_Task list_:
**a)** Translate this sentence from the text on the NCHD agreement below into Spanish: "There is provision for a third 24-hour shift, in exceptional circumstances, but if so then an extra compensatory rest day is required to be provided."
**b)** According to the text on the NCHD agreement below, by when were all NCHDs to be on a single payroll system?

There is provision for a third 24-hour shift, in exceptional circumstances, but if so then an extra compensatory rest day is required to be provided.
The agreement also included a commitment to a new working hours verification system (which is still awaited), and for all NCHDs to be on a single payroll system by the end of 2023. Enhanced training supports and guaranteed study leave for gateway/mandatory exams were among the other features of the agreement.
Dr McNamara said some of the measures, such as those relating to the
training support scheme, were implemented quickly.
While it had been anticipated that certain reforms would require a “lead-in time”, there is concern about the level of implementation to date.
“As recently as last week, reports have come through from a site that hadn’t heard of one of the elements of the agreement…,” stated Dr McNamara, who spoke to MI shortly before the July changeover. “It doesn’t instil huge confidence in it being rolled out in the way we would hope, because every part of that December 2022 agreement with regard to the rostering rules and changes around compensatory rest, are now contractual agreements…. When you hear six months in, some sites are not aware of it, then it does raise concern.”
“When it comes to the compensatory rest days and rostering rules, it has been very hit and miss from the reports,” according to Dr McNamara. She noted there have been legacy rosters in place and suggested the period following the July changeover would be telling.

_Material provided_:
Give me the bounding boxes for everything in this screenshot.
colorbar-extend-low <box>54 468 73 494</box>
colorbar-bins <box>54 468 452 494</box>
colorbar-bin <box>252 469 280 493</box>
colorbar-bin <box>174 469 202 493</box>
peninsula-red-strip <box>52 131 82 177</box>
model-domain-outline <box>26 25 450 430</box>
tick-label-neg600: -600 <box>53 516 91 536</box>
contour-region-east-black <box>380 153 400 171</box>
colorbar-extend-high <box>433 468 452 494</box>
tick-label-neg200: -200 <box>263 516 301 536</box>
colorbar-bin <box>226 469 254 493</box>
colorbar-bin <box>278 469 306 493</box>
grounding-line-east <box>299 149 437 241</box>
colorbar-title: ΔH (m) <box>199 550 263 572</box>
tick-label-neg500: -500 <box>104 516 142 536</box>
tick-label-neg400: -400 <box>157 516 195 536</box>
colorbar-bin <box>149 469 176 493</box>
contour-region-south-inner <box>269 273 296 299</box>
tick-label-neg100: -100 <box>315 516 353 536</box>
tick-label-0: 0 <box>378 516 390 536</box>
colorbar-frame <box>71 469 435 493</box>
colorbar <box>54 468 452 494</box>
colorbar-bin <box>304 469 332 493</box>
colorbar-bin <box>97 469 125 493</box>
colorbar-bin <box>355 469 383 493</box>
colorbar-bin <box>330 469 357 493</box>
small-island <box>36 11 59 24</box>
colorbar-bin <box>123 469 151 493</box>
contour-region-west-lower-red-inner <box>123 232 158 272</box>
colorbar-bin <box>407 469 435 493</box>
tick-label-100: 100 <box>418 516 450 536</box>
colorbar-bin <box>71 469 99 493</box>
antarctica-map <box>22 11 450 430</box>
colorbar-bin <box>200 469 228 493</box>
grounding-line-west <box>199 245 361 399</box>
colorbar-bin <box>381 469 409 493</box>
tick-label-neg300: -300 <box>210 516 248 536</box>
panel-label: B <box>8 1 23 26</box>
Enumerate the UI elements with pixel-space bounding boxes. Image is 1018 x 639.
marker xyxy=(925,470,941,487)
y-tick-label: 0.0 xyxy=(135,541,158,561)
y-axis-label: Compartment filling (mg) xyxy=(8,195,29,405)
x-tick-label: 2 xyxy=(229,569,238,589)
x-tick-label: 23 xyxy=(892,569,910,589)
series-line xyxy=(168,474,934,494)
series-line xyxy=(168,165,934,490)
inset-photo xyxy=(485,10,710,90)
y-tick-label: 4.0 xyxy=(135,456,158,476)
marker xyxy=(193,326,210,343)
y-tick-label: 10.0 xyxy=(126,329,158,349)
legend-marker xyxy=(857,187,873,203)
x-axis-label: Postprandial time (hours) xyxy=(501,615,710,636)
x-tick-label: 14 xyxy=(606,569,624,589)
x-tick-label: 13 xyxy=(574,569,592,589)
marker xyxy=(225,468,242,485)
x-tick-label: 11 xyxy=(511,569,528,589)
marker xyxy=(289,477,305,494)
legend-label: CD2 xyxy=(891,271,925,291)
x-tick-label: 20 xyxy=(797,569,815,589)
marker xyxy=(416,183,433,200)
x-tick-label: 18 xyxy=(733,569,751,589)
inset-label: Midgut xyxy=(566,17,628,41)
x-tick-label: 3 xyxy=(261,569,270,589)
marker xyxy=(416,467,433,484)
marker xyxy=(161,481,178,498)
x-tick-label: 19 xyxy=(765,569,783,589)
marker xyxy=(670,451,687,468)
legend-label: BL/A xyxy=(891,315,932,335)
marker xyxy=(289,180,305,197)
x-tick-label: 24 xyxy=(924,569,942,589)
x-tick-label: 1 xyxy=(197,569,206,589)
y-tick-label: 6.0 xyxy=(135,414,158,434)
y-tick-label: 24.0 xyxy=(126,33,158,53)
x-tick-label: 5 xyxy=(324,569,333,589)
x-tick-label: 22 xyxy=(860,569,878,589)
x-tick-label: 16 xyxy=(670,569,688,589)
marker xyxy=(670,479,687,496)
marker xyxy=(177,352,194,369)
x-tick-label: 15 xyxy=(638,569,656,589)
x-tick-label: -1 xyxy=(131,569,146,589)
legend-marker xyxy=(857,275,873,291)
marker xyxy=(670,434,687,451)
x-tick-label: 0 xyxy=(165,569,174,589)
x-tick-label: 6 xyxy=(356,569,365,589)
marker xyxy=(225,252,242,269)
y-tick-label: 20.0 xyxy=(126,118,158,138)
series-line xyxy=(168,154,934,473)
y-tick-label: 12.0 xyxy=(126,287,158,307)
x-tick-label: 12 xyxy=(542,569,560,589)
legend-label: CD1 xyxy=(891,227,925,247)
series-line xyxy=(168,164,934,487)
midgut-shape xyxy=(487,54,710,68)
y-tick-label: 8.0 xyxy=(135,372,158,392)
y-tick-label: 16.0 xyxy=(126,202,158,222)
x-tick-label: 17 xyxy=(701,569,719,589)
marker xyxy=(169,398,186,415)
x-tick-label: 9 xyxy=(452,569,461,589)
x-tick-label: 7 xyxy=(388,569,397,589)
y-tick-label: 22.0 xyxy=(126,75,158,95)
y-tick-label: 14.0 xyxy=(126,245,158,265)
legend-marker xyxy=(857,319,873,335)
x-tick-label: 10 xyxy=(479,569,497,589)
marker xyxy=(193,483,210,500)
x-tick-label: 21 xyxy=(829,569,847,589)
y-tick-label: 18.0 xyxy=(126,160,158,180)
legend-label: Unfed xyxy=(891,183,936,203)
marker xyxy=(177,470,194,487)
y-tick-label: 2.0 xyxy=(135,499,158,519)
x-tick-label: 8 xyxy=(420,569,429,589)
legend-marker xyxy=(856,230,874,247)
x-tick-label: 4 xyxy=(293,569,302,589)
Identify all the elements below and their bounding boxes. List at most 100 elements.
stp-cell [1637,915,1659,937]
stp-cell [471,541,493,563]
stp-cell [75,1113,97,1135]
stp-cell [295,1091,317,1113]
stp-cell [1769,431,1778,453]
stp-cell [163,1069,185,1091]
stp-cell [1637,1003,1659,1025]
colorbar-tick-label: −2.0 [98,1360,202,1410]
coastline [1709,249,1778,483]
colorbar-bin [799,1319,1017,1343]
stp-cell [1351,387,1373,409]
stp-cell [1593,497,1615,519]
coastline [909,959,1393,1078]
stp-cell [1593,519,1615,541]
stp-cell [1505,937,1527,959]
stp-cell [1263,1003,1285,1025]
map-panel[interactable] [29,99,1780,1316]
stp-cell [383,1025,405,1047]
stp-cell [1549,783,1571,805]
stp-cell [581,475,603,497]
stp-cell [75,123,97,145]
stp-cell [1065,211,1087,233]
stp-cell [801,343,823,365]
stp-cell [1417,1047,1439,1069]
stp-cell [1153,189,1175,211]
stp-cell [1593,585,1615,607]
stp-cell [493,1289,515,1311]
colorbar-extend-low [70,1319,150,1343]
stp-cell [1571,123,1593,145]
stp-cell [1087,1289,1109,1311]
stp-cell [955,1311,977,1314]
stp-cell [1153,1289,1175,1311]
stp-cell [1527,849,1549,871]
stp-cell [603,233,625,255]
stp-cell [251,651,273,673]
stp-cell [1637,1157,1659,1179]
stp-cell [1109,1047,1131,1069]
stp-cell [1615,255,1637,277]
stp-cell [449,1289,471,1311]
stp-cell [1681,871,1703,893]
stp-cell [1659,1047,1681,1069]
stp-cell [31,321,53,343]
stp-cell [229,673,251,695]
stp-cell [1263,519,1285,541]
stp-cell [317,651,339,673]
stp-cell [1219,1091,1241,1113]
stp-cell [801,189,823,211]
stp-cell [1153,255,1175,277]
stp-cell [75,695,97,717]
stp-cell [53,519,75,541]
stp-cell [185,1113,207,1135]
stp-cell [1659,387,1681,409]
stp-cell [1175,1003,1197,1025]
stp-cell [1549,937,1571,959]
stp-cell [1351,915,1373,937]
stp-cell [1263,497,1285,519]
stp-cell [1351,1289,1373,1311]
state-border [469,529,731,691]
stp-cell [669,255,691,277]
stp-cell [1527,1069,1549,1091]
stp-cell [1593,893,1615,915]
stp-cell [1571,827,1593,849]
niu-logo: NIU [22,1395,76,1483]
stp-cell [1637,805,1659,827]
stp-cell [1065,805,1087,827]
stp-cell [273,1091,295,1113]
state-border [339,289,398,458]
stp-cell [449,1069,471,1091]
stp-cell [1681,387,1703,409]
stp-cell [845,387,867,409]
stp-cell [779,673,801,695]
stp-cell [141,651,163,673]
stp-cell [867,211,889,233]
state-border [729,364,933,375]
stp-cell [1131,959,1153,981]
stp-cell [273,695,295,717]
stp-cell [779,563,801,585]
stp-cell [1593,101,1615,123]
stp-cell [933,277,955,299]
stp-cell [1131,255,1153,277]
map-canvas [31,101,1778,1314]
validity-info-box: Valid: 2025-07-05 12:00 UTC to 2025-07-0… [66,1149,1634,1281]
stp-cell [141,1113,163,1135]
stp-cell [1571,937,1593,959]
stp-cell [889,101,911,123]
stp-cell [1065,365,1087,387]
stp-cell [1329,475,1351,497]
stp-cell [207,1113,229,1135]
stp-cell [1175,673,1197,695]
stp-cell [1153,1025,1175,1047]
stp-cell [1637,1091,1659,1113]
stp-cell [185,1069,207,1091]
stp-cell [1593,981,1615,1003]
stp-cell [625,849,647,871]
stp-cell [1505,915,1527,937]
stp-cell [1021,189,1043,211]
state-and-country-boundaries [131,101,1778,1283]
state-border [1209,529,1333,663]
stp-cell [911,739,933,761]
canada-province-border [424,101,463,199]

_Answers to this exercise_:
**a)** Se contempla un tercer turno de 24 horas en circunstancias excepcionales, pero en ese caso se debe conceder un día adicional de descanso compensatorio.

**b)** By the end of 2023.